SEITENAUSZUG:
# Monitor schaltet nicht ab... (XP)



## TobGod (24. März 2003)

*??? Plz Help ???*

Das eine Problem gelöst sogleich hat man das Nächste am Hals  
Also: Ich habe meinen Rechner formatiert dann habe ich durch das Windows Update alle Treiber wieder installiert da es ja wegen dem Zertifikat oder so wichtig ist. Wenn ich jetzt den PC neu starte kommt nach dem Bild mit dem Windows wird geladen ( hab winXP ) eine Meldung von meinem Monitor:"OFF-MODE IN 5SEC..." ! Bevor ich den Treiber von mindows hatte, hatte ich den neuesten detonator von nVidia( dabei ging der Monitor immer ganz aus halt nach 5 sek. ) Als ich den von Microsoft runtergeladen habe kommt jetzt immer die Meldung und dann doch auf einmal noch "Willkommen" ( also er geht nicht aus ) Aber trotzdem wüßte ich gerne was damit los ist !? Und wie man das Problem beheben kann !
THX schonmal, Toby !


----------



## dfd1 (25. März 2003)

Das mit der Zertifizierung ist eh zum Teil ein Witz. Nimm den Detenator wieder und ignoriere die fehlende Zertifizierung.

SCHRIFTLICHE AUFGABE:
Schreibe den Forenthread zum Monitor unter XP im Anschluss an den letzten Beitrag weiter. Das nachstehende Material ist eigenständig und gehört nicht zum Forenthread zum Monitor unter XP.

GEZEIGTE DATEN:
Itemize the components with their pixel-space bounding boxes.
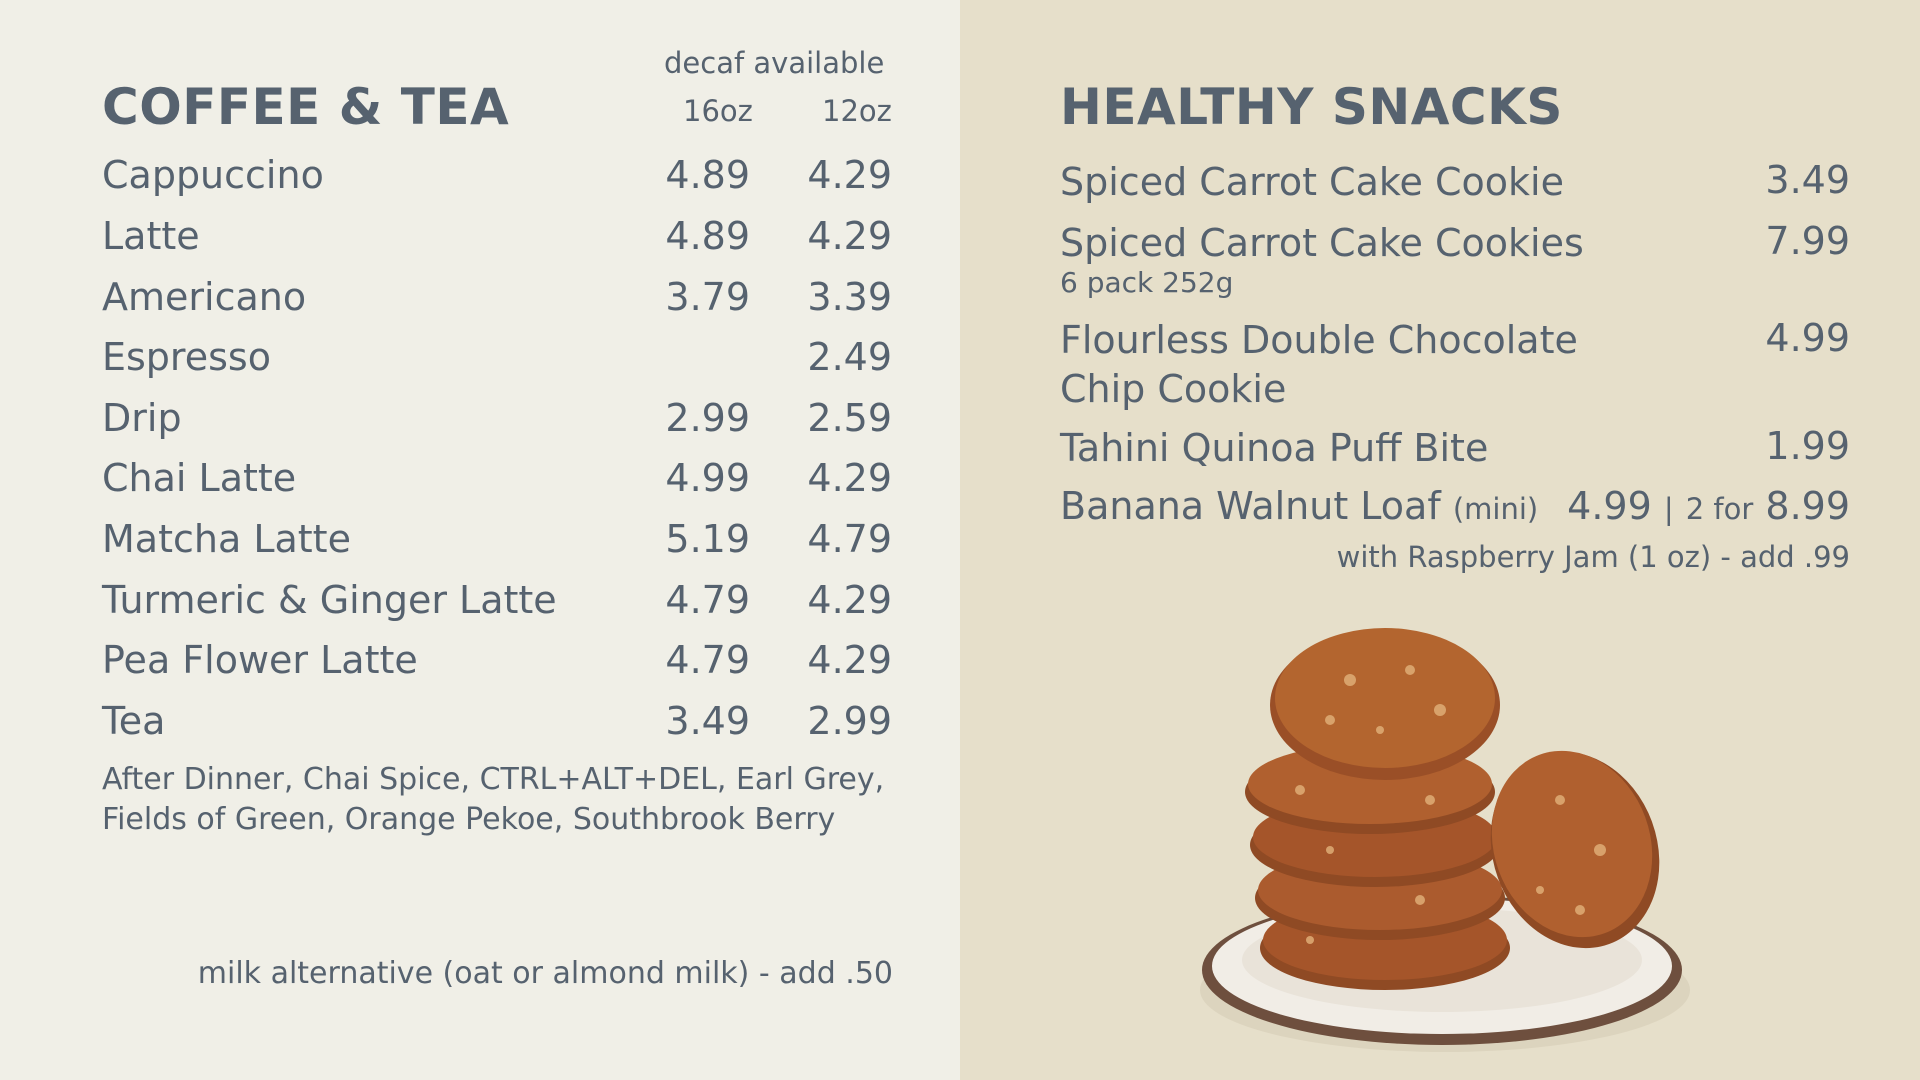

ERGEBNIS DER AUFGABE:
----------



## TobGod (25. März 2003)

aber was habe ich von einem pc wo der monitor aus ist und nicht mehr angeht weil nosignal steht ??


----------



## Paule (25. März 2003)

probier mal im abgesicherten modus zu starten...
vielleicht gehts so, und er läd da die treiber nicht...


----------



## TobGod (26. März 2003)

muss ich dann jedes mal im abgesicherten modus starten ? Und wie komm ich in den Modua ??
THX schonmal, Toby !


----------



## Paule (26. März 2003)

nein , im abgesicherten modus kannst du die graka-treiber neuinstallieren und dann sollte es ja funktionieren...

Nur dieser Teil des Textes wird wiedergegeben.